Aim of the task - Repeat each record exactly. Any picture gets left out.

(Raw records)
- - -
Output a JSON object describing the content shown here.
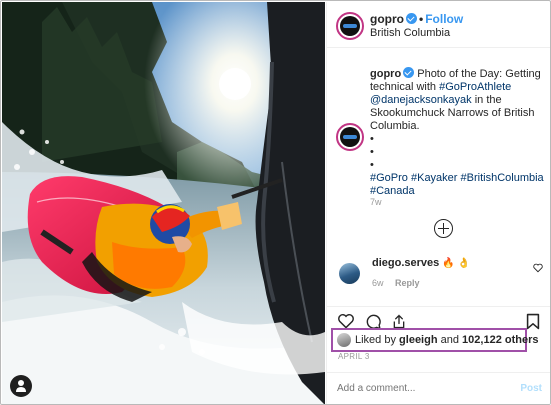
{
  "post": {
    "username": "gopro",
    "follow_label": "Follow",
    "location": "British Columbia",
    "caption": {
      "username": "gopro",
      "text_intro": "Photo of the Day: Getting technical with",
      "tag_athlete": "#GoProAthlete",
      "mention": "@danejacksonkayak",
      "text_rest": "in the Skookumchuck Narrows of British Columbia.",
      "bullets": [
        "•",
        "•",
        "•"
      ],
      "hashtags": [
        "#GoPro",
        "#Kayaker",
        "#BritishColumbia",
        "#Canada"
      ],
      "age": "7w"
    },
    "comment": {
      "username": "diego.serves",
      "emoji": "🔥 👌",
      "age": "6w",
      "reply_label": "Reply"
    },
    "likes": {
      "prefix": "Liked by",
      "liker": "gleeigh",
      "joiner": "and",
      "others": "102,122 others"
    },
    "date": "APRIL 3",
    "add_comment": {
      "placeholder": "Add a comment...",
      "post_label": "Post"
    }
  },
  "icons": {
    "verified": "verified-badge-icon",
    "load_more": "plus-circle-icon",
    "like": "heart-icon",
    "comment": "comment-icon",
    "share": "share-icon",
    "save": "bookmark-icon",
    "user_tag": "user-icon"
  },
  "colors": {
    "follow": "#3897f0",
    "highlight_box": "#a050a8",
    "hashtag": "#003569",
    "post_disabled": "#b2dffc"
  }
}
- - -
Response to the task -
Output a JSON object describing the content shown here.
{
  "post": {
    "username": "gopro",
    "follow_label": "Follow",
    "location": "British Columbia",
    "caption": {
      "username": "gopro",
      "text_intro": "Photo of the Day: Getting technical with",
      "tag_athlete": "#GoProAthlete",
      "mention": "@danejacksonkayak",
      "text_rest": "in the Skookumchuck Narrows of British Columbia.",
      "bullets": [
        "•",
        "•",
        "•"
      ],
      "hashtags": [
        "#GoPro",
        "#Kayaker",
        "#BritishColumbia",
        "#Canada"
      ],
      "age": "7w"
    },
    "comment": {
      "username": "diego.serves",
      "emoji": "🔥 👌",
      "age": "6w",
      "reply_label": "Reply"
    },
    "likes": {
      "prefix": "Liked by",
      "liker": "gleeigh",
      "joiner": "and",
      "others": "102,122 others"
    },
    "date": "APRIL 3",
    "add_comment": {
      "placeholder": "Add a comment...",
      "post_label": "Post"
    }
  },
  "icons": {
    "verified": "verified-badge-icon",
    "load_more": "plus-circle-icon",
    "like": "heart-icon",
    "comment": "comment-icon",
    "share": "share-icon",
    "save": "bookmark-icon",
    "user_tag": "user-icon"
  },
  "colors": {
    "follow": "#3897f0",
    "highlight_box": "#a050a8",
    "hashtag": "#003569",
    "post_disabled": "#b2dffc"
  }
}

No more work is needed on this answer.